### [TASK TO COMPLETE]
Print the data from its first line through the line that contains "wire phase C to node 6 bbox=[412, 1052, 416, 1109]", both ends included, and reproduce each of those lines character for character.
---+---
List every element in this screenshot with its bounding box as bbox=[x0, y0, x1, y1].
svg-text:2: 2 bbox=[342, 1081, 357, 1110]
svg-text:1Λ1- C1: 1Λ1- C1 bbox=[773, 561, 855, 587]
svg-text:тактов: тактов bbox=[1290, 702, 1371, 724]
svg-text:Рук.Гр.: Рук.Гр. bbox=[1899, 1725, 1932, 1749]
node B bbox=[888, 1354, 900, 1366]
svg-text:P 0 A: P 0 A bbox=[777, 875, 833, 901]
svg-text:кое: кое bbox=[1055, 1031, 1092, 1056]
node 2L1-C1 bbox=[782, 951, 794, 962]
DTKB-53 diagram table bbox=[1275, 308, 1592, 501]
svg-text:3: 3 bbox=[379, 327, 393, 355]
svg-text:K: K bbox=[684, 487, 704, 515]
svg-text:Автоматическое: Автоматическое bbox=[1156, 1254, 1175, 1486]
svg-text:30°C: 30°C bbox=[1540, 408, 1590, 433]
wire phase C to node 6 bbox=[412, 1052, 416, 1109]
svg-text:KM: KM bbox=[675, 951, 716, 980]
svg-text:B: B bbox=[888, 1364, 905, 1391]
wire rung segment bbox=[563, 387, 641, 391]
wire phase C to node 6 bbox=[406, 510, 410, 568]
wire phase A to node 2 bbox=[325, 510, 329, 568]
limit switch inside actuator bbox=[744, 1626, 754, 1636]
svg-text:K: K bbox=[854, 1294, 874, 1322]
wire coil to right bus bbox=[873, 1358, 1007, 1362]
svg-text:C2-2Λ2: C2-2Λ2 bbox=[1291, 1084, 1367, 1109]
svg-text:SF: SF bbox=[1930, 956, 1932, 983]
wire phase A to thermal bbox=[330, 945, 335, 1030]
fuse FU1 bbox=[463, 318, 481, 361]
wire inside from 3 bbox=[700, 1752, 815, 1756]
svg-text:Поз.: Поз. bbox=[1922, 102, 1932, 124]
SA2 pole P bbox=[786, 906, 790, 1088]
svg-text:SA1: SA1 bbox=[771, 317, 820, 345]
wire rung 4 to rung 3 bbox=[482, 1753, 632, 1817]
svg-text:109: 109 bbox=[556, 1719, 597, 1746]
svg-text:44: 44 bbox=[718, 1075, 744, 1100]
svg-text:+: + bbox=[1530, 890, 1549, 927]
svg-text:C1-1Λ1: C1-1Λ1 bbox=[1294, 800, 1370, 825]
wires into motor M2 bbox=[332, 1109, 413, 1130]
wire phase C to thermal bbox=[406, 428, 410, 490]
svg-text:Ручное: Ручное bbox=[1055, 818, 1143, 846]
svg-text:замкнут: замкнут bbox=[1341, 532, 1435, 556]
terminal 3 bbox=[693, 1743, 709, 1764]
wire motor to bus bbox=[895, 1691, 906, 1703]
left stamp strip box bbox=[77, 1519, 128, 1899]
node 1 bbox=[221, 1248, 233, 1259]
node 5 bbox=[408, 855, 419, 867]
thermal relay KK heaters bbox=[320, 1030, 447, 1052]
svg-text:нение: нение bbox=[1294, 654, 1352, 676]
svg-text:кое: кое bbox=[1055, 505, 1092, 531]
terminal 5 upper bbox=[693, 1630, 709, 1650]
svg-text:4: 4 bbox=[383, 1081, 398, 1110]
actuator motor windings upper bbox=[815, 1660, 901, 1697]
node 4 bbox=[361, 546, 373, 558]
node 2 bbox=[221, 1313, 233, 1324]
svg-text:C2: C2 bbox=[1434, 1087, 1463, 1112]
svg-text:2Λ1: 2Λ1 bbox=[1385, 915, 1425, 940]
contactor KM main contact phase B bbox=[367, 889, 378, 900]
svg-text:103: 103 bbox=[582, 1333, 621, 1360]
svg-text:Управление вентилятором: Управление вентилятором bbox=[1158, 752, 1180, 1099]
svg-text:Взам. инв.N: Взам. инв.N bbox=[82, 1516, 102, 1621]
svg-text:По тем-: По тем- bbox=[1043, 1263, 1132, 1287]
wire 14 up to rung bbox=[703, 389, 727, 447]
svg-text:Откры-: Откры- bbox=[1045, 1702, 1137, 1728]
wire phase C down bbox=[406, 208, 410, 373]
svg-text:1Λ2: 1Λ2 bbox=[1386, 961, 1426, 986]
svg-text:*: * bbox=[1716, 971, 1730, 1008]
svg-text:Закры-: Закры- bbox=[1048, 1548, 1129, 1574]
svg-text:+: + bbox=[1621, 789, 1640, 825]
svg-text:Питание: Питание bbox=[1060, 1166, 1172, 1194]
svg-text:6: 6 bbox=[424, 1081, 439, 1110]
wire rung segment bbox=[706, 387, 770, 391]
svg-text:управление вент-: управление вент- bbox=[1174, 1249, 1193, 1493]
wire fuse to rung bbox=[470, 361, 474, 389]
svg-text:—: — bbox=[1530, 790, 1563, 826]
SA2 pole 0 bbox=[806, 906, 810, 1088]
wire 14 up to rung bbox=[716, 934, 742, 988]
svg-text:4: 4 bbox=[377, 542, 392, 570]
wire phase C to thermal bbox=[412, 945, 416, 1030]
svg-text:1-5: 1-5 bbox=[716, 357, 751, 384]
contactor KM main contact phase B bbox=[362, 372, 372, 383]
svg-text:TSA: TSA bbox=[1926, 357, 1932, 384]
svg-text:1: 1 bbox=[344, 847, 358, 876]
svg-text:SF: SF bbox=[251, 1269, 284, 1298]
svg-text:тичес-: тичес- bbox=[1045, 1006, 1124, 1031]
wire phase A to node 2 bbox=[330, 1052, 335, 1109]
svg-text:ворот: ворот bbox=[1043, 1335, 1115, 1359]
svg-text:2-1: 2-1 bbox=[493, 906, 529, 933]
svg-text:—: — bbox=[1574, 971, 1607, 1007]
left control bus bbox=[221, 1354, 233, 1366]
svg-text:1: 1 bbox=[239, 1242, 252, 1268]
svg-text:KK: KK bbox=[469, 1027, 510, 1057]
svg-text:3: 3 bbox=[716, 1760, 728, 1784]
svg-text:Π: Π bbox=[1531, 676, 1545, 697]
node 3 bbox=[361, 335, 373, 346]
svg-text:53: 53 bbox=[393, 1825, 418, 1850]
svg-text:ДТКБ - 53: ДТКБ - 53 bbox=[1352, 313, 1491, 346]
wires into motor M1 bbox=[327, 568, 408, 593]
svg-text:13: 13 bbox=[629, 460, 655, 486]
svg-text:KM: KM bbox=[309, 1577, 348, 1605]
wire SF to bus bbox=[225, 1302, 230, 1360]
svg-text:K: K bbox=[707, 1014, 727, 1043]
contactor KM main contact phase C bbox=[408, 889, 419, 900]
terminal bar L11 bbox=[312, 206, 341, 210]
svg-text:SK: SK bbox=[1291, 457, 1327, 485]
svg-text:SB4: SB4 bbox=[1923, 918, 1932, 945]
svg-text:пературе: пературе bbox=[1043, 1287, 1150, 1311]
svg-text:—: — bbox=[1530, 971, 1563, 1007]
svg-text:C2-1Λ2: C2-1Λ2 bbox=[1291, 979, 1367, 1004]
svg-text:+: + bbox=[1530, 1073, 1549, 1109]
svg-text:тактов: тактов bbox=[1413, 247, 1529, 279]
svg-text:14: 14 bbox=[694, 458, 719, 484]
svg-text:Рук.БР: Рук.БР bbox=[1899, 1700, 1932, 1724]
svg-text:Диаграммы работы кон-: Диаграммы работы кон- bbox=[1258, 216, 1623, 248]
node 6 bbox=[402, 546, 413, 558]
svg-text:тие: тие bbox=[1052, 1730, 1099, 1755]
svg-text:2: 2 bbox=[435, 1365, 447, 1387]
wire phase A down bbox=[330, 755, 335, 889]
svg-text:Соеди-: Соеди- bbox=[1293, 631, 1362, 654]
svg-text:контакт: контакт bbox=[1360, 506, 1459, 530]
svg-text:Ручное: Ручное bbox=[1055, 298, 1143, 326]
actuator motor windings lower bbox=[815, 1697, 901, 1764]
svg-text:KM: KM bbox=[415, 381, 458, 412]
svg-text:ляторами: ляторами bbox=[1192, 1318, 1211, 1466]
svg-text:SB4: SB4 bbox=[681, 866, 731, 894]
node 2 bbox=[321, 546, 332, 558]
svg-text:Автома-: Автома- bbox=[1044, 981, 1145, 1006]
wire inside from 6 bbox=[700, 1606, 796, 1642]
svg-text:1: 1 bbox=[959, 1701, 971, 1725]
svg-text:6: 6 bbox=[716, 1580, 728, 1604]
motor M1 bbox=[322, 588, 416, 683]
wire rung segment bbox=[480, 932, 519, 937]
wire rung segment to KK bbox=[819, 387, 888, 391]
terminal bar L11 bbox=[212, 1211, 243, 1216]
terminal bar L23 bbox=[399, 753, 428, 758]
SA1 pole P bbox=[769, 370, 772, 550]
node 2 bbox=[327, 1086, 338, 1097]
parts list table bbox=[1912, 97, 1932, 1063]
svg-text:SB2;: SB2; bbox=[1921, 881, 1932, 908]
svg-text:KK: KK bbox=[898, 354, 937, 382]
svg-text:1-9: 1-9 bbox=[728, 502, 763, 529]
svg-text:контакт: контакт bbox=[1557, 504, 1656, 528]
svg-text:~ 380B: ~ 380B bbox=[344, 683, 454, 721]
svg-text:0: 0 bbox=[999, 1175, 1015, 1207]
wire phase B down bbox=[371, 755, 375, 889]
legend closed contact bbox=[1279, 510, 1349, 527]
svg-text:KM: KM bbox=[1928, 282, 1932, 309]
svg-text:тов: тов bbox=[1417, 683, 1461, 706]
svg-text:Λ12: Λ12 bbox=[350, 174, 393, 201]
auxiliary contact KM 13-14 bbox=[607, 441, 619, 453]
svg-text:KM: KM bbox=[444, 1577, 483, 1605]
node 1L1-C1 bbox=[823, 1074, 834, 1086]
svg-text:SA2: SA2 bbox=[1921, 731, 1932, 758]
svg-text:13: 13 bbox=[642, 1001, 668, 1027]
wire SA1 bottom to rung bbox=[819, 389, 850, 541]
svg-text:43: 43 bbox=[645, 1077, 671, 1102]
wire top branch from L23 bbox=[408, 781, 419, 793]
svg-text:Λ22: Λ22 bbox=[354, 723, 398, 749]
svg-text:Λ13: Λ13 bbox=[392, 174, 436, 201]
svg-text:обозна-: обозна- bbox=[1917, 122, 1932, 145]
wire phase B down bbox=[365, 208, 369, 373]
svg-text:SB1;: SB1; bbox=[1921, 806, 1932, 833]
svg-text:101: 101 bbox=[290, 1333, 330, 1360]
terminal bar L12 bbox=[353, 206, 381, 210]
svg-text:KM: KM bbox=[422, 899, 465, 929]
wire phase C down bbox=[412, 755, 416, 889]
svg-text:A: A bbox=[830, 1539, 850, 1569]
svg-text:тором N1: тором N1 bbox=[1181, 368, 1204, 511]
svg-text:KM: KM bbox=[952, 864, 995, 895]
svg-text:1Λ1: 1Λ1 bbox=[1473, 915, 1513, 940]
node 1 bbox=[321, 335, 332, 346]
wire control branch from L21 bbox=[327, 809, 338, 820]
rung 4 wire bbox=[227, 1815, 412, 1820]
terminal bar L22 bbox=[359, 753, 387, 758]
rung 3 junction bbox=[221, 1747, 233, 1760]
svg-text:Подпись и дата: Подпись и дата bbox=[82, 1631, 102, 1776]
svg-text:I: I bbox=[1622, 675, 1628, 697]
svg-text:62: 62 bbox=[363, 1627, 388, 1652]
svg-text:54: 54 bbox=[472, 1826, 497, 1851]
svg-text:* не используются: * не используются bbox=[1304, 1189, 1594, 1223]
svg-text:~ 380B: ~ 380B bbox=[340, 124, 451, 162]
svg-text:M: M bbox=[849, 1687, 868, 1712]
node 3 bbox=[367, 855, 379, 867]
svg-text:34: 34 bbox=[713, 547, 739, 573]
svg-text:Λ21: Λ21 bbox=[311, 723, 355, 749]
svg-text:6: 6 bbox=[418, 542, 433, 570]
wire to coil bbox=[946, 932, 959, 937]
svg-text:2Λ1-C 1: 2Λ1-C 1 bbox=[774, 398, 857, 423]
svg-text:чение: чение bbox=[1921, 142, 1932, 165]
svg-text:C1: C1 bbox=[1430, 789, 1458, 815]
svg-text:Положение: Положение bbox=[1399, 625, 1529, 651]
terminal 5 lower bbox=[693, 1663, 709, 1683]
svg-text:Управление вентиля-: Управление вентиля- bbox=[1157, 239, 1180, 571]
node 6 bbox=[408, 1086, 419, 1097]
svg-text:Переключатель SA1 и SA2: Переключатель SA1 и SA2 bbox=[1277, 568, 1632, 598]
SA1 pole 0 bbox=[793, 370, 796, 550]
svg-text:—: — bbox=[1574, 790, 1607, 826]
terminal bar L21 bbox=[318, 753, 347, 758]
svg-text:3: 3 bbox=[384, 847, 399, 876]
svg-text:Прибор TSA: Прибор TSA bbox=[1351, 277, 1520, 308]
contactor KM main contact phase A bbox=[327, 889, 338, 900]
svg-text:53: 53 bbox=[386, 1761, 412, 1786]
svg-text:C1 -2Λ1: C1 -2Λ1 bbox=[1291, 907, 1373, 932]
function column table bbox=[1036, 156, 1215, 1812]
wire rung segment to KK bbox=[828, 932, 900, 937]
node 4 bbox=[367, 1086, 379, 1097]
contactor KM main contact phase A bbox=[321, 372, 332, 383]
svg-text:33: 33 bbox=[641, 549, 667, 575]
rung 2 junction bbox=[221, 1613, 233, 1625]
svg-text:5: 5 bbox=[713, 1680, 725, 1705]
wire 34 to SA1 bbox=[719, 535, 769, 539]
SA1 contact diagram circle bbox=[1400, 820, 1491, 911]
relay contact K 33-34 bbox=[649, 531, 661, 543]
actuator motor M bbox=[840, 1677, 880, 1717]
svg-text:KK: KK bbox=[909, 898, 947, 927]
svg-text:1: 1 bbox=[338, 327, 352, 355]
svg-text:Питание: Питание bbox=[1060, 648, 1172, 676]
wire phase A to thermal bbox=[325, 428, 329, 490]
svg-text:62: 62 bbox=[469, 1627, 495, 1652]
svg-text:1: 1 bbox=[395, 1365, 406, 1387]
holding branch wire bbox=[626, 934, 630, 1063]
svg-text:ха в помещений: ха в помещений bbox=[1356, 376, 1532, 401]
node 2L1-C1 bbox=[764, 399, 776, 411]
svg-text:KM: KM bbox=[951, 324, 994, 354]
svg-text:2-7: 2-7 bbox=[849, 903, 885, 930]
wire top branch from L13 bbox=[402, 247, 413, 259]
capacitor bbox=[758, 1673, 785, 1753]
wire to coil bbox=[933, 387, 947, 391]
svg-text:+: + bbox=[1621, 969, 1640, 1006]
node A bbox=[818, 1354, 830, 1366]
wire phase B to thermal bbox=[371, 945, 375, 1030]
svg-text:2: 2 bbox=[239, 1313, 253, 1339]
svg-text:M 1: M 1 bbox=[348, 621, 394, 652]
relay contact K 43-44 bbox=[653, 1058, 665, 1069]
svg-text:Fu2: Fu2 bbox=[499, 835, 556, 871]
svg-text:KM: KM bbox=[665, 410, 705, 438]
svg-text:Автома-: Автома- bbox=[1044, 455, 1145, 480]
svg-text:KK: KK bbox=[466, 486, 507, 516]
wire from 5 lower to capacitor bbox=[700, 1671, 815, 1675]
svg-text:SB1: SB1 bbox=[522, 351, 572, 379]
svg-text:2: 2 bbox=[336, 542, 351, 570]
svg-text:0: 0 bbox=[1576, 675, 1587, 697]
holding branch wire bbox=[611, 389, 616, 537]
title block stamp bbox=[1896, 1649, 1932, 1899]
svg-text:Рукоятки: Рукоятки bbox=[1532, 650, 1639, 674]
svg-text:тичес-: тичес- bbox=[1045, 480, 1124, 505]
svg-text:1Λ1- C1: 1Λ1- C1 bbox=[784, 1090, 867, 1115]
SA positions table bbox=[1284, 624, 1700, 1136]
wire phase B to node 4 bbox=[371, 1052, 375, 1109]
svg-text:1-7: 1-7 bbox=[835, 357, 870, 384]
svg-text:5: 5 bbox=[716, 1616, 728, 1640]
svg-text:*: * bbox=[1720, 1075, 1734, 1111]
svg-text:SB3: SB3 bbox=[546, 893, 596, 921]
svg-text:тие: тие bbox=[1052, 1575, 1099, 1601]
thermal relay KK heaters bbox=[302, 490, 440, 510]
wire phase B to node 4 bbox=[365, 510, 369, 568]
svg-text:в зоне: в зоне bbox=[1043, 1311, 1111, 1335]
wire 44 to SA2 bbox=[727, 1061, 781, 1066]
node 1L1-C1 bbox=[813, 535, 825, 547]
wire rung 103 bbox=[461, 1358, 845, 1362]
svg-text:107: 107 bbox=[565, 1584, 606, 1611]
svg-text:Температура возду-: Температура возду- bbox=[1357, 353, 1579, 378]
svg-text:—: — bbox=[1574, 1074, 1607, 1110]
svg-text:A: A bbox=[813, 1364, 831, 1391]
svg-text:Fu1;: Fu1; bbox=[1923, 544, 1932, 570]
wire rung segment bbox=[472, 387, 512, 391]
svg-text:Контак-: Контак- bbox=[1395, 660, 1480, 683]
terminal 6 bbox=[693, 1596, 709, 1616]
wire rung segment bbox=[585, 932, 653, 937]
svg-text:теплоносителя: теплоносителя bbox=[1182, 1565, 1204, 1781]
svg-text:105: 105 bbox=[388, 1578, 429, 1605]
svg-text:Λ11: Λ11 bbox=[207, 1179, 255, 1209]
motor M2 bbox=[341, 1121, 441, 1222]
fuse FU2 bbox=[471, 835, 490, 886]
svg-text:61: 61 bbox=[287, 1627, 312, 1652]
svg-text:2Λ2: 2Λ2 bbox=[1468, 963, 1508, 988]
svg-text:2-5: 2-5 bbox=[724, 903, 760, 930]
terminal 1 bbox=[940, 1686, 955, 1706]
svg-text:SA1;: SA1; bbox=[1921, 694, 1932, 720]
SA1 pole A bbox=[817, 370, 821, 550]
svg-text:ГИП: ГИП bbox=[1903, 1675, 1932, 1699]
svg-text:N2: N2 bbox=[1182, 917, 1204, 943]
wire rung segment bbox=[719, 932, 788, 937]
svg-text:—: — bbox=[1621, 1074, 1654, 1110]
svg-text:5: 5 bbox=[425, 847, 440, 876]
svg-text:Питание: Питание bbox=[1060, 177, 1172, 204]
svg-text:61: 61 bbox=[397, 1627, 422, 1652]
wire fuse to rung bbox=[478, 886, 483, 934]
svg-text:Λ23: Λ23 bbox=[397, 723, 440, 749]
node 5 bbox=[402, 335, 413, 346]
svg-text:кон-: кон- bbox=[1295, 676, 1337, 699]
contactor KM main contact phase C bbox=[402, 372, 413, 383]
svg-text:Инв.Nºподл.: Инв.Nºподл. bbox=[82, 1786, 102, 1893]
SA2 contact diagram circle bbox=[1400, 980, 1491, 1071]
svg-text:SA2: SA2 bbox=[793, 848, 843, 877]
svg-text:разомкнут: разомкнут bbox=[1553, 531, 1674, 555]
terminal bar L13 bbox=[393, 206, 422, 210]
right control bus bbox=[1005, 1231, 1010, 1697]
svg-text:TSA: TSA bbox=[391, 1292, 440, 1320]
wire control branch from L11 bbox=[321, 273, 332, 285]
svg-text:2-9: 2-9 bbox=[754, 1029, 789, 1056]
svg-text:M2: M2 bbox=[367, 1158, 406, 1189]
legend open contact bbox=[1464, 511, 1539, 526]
---+---
### [SOLUTION TO THIS EXERCISE]
List every element in this screenshot with its bounding box as bbox=[x0, y0, x1, y1].
svg-text:2: 2 bbox=[342, 1081, 357, 1110]
svg-text:1Λ1- C1: 1Λ1- C1 bbox=[773, 561, 855, 587]
svg-text:тактов: тактов bbox=[1290, 702, 1371, 724]
svg-text:Рук.Гр.: Рук.Гр. bbox=[1899, 1725, 1932, 1749]
node B bbox=[888, 1354, 900, 1366]
svg-text:P 0 A: P 0 A bbox=[777, 875, 833, 901]
svg-text:кое: кое bbox=[1055, 1031, 1092, 1056]
node 2L1-C1 bbox=[782, 951, 794, 962]
DTKB-53 diagram table bbox=[1275, 308, 1592, 501]
svg-text:3: 3 bbox=[379, 327, 393, 355]
svg-text:K: K bbox=[684, 487, 704, 515]
svg-text:Автоматическое: Автоматическое bbox=[1156, 1254, 1175, 1486]
svg-text:30°C: 30°C bbox=[1540, 408, 1590, 433]
wire phase C to node 6 bbox=[412, 1052, 416, 1109]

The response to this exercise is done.